- Exercise tasks:
1 - Return the part of the Jurassic World Dominion review starting with "Sermon’s Maisie was" and going on through "can be considered adorable.".
2 - According to the Jurassic World Dominion review, where does the corporation Biosyn operate out of?
3 - List the actors that the Jurassic World Dominion review names as additions to the cast.

- Text segment:
══════════════════════════════
Thursday, June 9, 2022

The dinosaurs roar; ‘Dominion’ doesn’t

   

   Giant genetically engineered locusts ravage midwestern crops, a greedy corporation poses as humanity’s techno savior — and, oh yeah, dinosaurs roam the earth. 
  Donning a threadbare ecological mantle, Jurassic World Dominion rambles for roughly two and half hours, alternating action sequences, exposition, and a trio of plot threads. 
    Despite the presence of Laura Dern, Sam Neill, and Jeff Goldblum echoes of the original movie prove feeble, and an uninspired story leaves Jurassic World regulars Chris Pratt and Bryce Dallas Howard with little do but gawk at the CGI creatures.
    Pratt and Howard play characters who spend the movie trying to rescue a kidnapped duo —a baby T-rex and a cloned 15-year-old girl (Isabelle Sermon).  Biosyn, an evil corporation that operates out of Italy's Dolomites, wants to exploit the pair for profit — or some such.
   Sermon’s Maisie was created by her late mother, a scientist who fashioned her from an altered version of her own DNA.
    Director Colin Trevorrow keeps the production from looking as meager as its ideas, providing some of the expected jolts, one from a creature billed as the world’s largest carnivore.
    Not surprisingly, many of the human characters stare directly into gaping, toothy dinosaur mouths and do what people in such situations are expected to do; i.e., scream at the top of their lungs.
    If you’ve seen all the Jurassic World movies, you know the environment that the movie inherits is one in which some of the dinosaurs are cute, at least in so much as large reptiles can be considered adorable.
    A few additions put a bit of spring in the movie's thudding steps. DeWanda Wise signs on as a freewheeling woman who winds up working to defeat the evil corporation. Mamoudou Athie plays Biosyn’s affable communications officer. Dichen Lachman portrays a woman involved in the illegal dinosaur trade, and Campbell Scott portrays the duplicitous head of Biosyn. 
    In these blockbuster-starved days (Top Gun Maverick being the exception), Dominion may do well at the box office — at least initially. Although not nearly as lame as it could have been, the movie drags its tattered carcass through several possible endings. 
   Only the dinosaurs, a bit minimized in importance here, give the movie any roar. I’m speaking literally. They're very loud.
   Otherwise, Dominion rehashes familiar themes about the dangers of tampering with nature and pushes its characters through situations that breathe little new life into an already depleted franchise.
══════════════════════════════
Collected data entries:
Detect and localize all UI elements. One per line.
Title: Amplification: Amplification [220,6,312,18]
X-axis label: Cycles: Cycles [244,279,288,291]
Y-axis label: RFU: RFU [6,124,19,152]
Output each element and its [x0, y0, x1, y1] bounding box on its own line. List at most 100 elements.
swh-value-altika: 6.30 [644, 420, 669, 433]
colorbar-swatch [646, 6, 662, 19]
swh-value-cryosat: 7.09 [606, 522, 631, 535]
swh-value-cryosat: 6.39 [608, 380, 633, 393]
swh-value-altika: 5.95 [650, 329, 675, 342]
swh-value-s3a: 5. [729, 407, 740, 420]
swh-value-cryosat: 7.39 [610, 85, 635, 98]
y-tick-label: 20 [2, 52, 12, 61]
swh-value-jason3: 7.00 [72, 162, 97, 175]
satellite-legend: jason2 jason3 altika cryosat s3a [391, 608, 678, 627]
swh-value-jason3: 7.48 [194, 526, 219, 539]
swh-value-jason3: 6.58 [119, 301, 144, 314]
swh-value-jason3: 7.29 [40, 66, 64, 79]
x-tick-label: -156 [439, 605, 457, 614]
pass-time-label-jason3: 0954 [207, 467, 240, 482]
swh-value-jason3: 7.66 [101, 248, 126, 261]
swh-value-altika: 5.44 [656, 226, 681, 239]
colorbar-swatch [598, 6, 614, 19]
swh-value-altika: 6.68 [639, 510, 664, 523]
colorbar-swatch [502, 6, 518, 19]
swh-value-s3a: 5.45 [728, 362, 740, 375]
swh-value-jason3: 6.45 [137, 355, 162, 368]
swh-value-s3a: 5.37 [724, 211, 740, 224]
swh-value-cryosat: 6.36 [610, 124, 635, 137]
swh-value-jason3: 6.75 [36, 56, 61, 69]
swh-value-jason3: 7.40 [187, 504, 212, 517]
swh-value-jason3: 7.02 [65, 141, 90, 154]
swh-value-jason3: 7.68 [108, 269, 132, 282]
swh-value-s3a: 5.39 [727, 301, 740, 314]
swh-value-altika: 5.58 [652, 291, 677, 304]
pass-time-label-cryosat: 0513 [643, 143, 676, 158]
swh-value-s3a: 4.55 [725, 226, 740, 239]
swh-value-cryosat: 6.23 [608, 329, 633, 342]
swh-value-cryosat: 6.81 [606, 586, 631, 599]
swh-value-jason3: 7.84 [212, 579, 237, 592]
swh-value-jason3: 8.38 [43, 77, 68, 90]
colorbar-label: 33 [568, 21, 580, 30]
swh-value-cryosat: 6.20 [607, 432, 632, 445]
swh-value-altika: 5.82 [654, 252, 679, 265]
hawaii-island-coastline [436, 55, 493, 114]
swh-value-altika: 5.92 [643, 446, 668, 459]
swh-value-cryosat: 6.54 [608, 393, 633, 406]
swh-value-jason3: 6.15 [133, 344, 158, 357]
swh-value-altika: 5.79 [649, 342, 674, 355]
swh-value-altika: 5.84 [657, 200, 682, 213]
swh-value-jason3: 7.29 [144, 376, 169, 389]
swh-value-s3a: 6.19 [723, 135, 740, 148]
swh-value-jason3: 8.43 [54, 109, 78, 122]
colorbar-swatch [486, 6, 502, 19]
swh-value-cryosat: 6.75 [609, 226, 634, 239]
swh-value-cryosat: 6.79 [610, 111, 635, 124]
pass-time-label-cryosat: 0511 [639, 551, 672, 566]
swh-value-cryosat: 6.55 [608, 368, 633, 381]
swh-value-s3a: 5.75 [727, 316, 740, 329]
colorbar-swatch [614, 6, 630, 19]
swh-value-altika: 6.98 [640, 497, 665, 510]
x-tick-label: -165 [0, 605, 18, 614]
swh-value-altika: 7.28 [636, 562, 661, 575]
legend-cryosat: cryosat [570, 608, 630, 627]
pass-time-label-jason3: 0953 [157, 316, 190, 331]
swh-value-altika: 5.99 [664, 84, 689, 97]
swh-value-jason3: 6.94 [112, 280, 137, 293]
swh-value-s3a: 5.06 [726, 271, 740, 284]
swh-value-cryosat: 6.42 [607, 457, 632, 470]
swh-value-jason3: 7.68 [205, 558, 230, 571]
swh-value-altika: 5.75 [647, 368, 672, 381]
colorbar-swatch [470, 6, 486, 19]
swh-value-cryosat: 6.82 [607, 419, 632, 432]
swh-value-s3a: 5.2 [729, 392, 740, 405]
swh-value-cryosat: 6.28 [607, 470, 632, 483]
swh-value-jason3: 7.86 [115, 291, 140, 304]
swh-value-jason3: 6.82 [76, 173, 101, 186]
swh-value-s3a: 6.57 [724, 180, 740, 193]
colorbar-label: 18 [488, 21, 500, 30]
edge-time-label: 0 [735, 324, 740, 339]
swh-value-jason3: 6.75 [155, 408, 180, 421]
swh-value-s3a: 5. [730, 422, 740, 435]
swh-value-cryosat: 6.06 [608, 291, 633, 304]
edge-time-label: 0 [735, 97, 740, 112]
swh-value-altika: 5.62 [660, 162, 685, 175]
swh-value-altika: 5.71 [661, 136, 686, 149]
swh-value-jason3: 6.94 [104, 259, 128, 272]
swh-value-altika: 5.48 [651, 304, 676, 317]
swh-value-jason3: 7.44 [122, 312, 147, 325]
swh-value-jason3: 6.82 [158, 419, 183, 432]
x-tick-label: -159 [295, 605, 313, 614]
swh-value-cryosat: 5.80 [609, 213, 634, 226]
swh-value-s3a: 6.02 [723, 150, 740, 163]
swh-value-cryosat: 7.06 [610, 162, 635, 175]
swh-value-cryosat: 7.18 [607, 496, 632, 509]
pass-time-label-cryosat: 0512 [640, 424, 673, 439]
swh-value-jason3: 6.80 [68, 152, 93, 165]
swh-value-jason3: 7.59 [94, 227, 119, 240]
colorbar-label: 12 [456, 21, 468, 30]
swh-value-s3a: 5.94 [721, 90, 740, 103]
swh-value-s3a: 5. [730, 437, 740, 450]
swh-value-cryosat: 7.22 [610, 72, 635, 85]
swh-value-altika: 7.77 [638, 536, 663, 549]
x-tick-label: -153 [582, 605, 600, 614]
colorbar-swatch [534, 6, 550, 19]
══════════════════════════════
- Answers:
1 -
Sermon’s Maisie was created by her late mother, a scientist who fashioned her from an altered version of her own DNA.
    Director Colin Trevorrow keeps the production from looking as meager as its ideas, providing some of the expected jolts, one from a creature billed as the world’s largest carnivore.
    Not surprisingly, many of the human characters stare directly into gaping, toothy dinosaur mouths and do what people in such situations are expected to do; i.e., scream at the top of their lungs.
    If you’ve seen all the Jurassic World movies, you know the environment that the movie inherits is one in which some of the dinosaurs are cute, at least in so much as large reptiles can be considered adorable.

2 - Italy's Dolomites

3 -
DeWanda Wise
Mamoudou Athie
Dichen Lachman
Campbell Scott